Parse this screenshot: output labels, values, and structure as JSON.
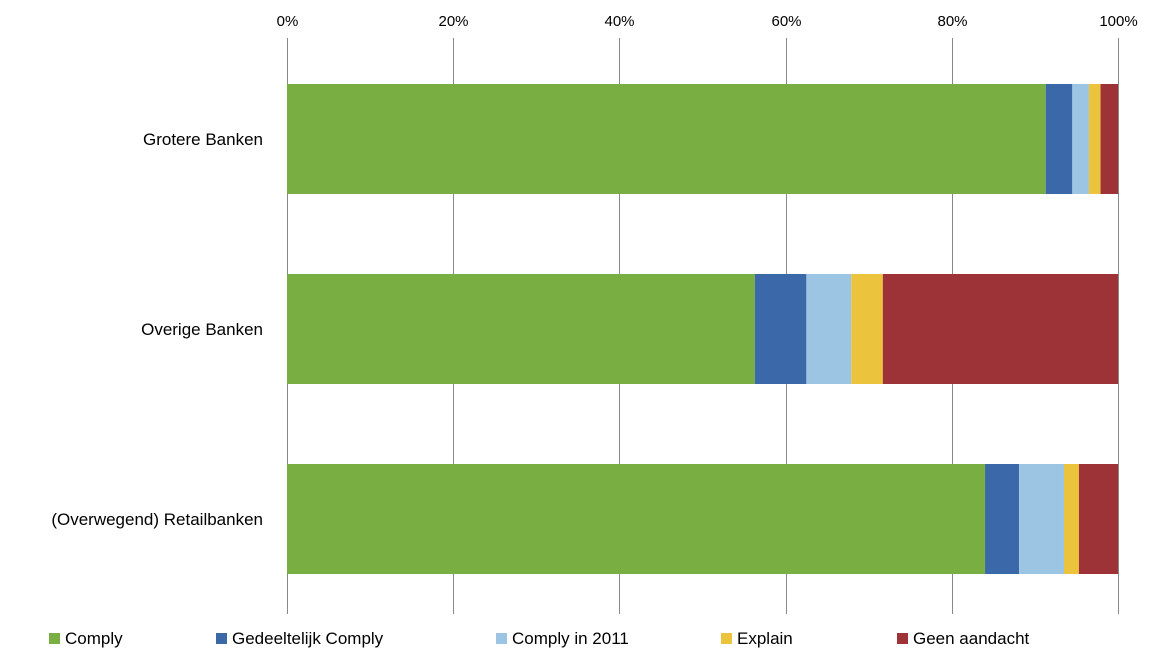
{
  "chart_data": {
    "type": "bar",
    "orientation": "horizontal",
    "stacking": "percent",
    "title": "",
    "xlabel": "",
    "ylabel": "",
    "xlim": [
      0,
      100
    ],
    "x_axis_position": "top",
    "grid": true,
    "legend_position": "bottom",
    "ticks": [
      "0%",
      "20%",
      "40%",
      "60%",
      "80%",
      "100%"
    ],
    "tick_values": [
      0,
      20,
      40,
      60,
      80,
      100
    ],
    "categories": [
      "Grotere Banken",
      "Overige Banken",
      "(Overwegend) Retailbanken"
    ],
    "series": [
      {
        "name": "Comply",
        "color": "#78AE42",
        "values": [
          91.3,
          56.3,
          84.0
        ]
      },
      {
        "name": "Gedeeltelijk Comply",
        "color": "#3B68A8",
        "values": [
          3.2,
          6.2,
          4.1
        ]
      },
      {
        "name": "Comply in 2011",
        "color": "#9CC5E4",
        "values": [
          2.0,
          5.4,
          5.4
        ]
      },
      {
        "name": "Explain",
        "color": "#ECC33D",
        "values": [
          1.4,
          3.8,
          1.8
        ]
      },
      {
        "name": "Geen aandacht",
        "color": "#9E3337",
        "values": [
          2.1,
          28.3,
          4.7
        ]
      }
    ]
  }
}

☆ ☆ ☆ ☆ ☆

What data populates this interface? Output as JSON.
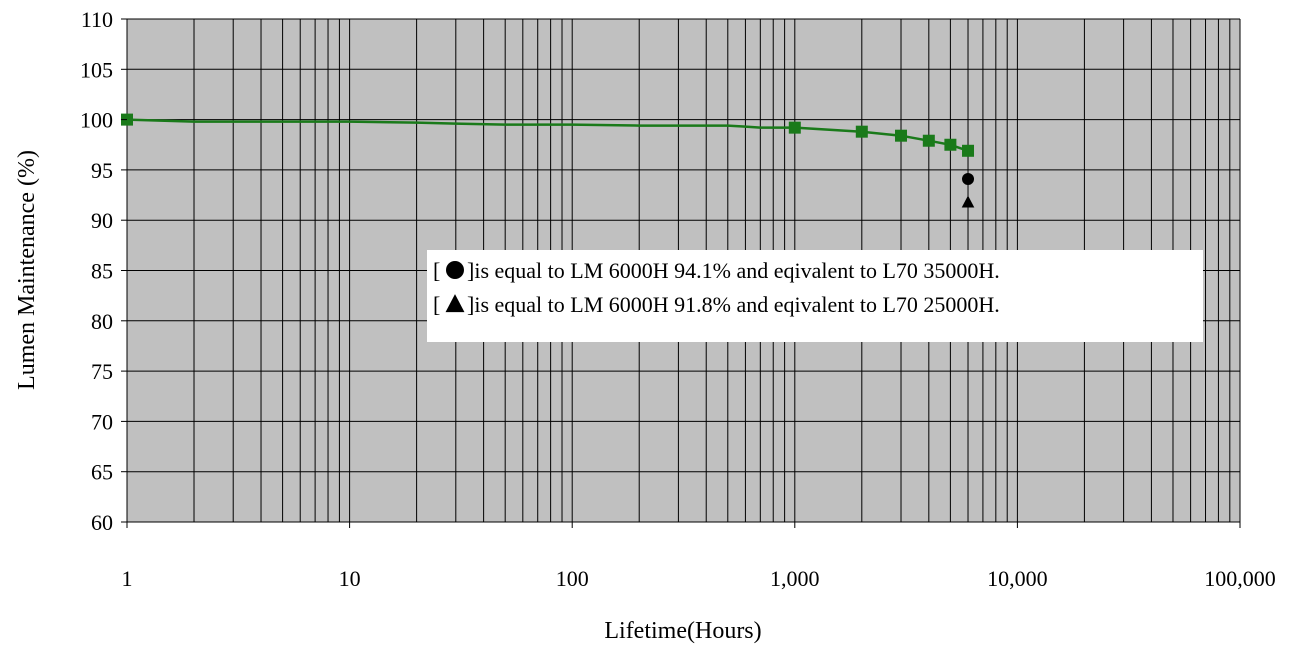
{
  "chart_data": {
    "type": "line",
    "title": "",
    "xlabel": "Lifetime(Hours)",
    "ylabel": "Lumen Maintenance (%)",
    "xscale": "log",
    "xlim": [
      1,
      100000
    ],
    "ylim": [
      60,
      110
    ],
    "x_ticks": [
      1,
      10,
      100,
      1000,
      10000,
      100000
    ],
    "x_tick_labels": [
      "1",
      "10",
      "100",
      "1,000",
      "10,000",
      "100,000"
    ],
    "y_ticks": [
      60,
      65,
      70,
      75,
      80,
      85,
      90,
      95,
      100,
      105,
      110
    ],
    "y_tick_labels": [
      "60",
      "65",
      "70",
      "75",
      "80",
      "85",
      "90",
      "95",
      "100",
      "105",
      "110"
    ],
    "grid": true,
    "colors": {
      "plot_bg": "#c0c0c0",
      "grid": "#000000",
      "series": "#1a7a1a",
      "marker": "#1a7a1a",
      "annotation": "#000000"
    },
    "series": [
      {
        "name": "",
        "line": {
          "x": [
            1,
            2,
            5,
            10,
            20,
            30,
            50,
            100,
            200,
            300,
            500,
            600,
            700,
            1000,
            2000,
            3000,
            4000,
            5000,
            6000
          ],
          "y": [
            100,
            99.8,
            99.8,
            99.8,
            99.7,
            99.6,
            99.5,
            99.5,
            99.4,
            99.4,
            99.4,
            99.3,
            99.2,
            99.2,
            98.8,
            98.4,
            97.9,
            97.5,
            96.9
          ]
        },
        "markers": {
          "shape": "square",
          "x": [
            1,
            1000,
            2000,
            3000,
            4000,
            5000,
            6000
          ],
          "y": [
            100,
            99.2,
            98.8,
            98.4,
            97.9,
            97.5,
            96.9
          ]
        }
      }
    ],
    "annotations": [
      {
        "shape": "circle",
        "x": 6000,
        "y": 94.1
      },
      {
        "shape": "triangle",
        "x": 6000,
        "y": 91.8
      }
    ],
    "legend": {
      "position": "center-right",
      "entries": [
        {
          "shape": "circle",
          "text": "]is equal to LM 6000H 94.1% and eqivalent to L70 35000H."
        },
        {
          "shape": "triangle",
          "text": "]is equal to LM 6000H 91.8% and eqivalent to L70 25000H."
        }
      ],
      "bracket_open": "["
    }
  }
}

☆ ☆ ☆ ☆ ☆

_WHAT IS BEING ASKED_
Collect the complete line wherever the string "text" appears in the records.

_OUTPUT FOR THIS EXERCISE_
          "text": "]is equal to LM 6000H 94.1% and eqivalent to L70 35000H."
          "text": "]is equal to LM 6000H 91.8% and eqivalent to L70 25000H."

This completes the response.